Stored items:
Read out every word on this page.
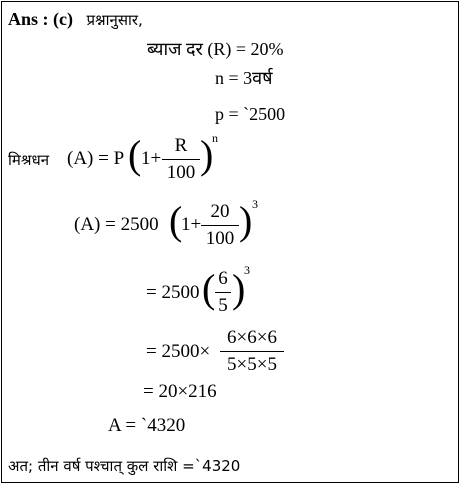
Ans : (c) प्रश्नानुसार,
ब्याज दर (R) = 20%
n = 3वर्ष
p = `2500
मिश्रधन (A) = P ( 1+
R
100 )
n
(A) = 2500 (
1+
20
100 ) 3
= 2500 ( 6
5 )
3
= 2500×
6×6×6
5×5×5
= 20×216
A = `4320
अत; तीन वर्ष पश्चात् कुल राशि =`4320
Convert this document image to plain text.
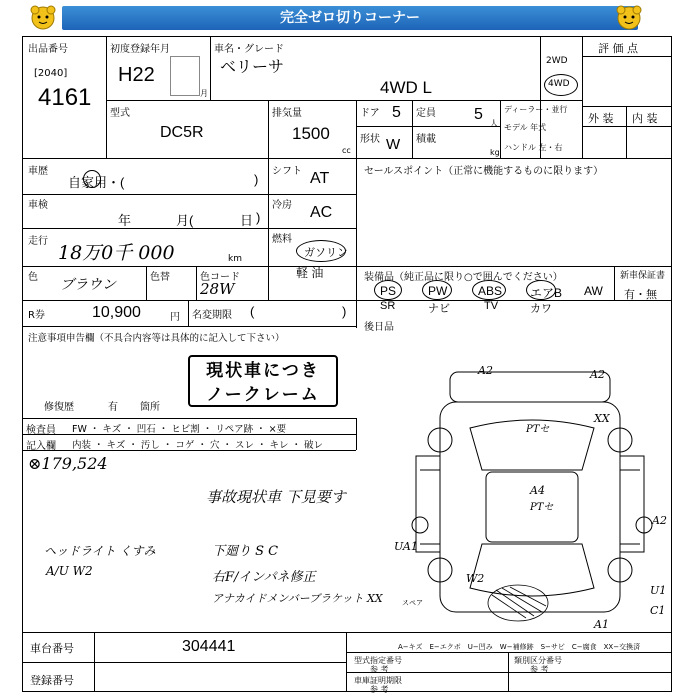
完全ゼロ切りコーナー
出品番号
[2040]
4161
初度登録年月
H22
月
車名・グレード
ベリーサ
4WD L
2WD
4WD
評 価 点
型式
DC5R
排気量
1500
cc
ドア 5
形状 W
定員 5
人
積載
kg
ディーラー・並行
モデル 年式
ハンドル 左・右
外 装 内 装
車歴
自家用・(	)
シフト AT	セールスポイント（正常に機能するものに限ります）
車検
年	月(	日 )
冷房 AC
走行
18万0千 000	km
燃料
ガソリン
軽 油
色 ブラウン	色替	色コード
28W
装備品（純正品に限り○で囲んでください）	新車保証書
有・無
PS	PW	ABS エアB AW
SR	ナビ	TV	カワ
R券	10,900	円 名変期限 (	)
後日品
注意事項申告欄（不具合内容等は具体的に記入して下さい）
現状車につき
ノークレーム
修復歴	有 箇所
検査員 FW ・ キズ ・ 凹石 ・ ヒビ割 ・ リペア跡 ・ ×要
記入欄 内装 ・ キズ ・ 汚し ・ コゲ ・ 穴 ・ スレ ・ キレ ・ 破レ
⊗179,524
事故現状車 下見要す
ヘッドライト くすみ
A/U W2
下廻り S C
右F/インパネ修正
アナカイドメンバーブラケット XX
A2	A2
XX
PTセ
A4
PTセ
A2
UA1
W2
U1
C1
A1
スペア
車台番号	304441
登録番号
A−キズ　E−エクボ　U−凹み　W−補修跡　S−サビ　C−腐食　XX−交換済
型式指定番号
参 考
類別区分番号
参 考
車庫証明期限
参 考
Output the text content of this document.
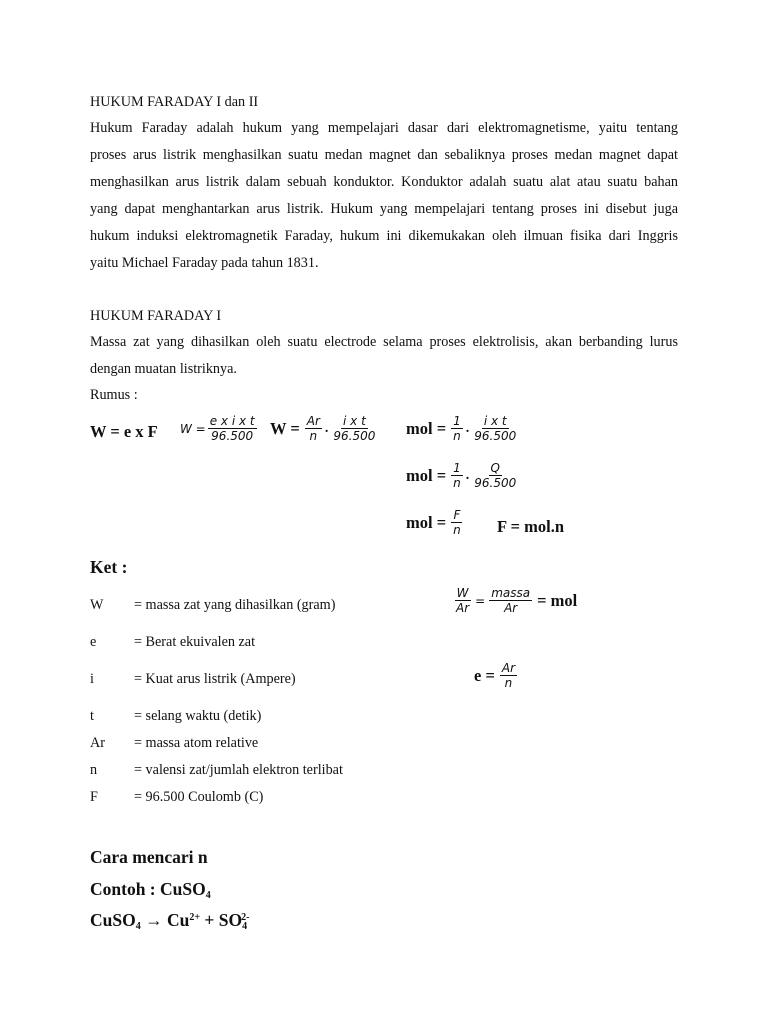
HUKUM FARADAY I dan II
Hukum Faraday adalah hukum yang mempelajari dasar dari elektromagnetisme, yaitu tentang
proses arus listrik menghasilkan suatu medan magnet dan sebaliknya proses medan magnet dapat
menghasilkan arus listrik dalam sebuah konduktor. Konduktor adalah suatu alat atau suatu bahan
yang dapat menghantarkan arus listrik. Hukum yang mempelajari tentang proses ini disebut juga
hukum induksi elektromagnetik Faraday, hukum ini dikemukakan oleh ilmuan fisika dari Inggris
yaitu Michael Faraday pada tahun 1831.
HUKUM FARADAY I
Massa zat yang dihasilkan oleh suatu electrode selama proses elektrolisis, akan berbanding lurus
dengan muatan listriknya.
Rumus :
W = e x F $W = \frac{\text{e x i x t}}{96.500}$ $W = \frac{Ar}{n}$ . $\frac{\text{i x t}}{96.500}$ mol = $\frac{1}{n}$ . $\frac{\text{i x t}}{96.500}$
mol = $\frac{1}{n}$ . $\frac{Q}{96.500}$
mol = $\frac{F}{n}$ F = mol.n
Ket :
W = massa zat yang dihasilkan (gram)
e	= Berat ekuivalen zat
i	= Kuat arus listrik (Ampere)
t	= selang waktu (detik)
Ar = massa atom relative
n	= valensi zat/jumlah elektron terlibat
F	= 96.500 Coulomb (C)
$\frac{W}{Ar} = \frac{\text{massa}}{Ar}$ = mol
$e = \frac{Ar}{n}$
Cara mencari n
Contoh : CuSO$_4$
CuSO$_4$ → $Cu^{2+} + SO_4^{2-}$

Exercise instructions — Which lines of the data above contain "dari"? Copy each one.

Result below —
Hukum Faraday adalah hukum yang mempelajari dasar dari elektromagnetisme, yaitu tentang
hukum induksi elektromagnetik Faraday, hukum ini dikemukakan oleh ilmuan fisika dari Inggris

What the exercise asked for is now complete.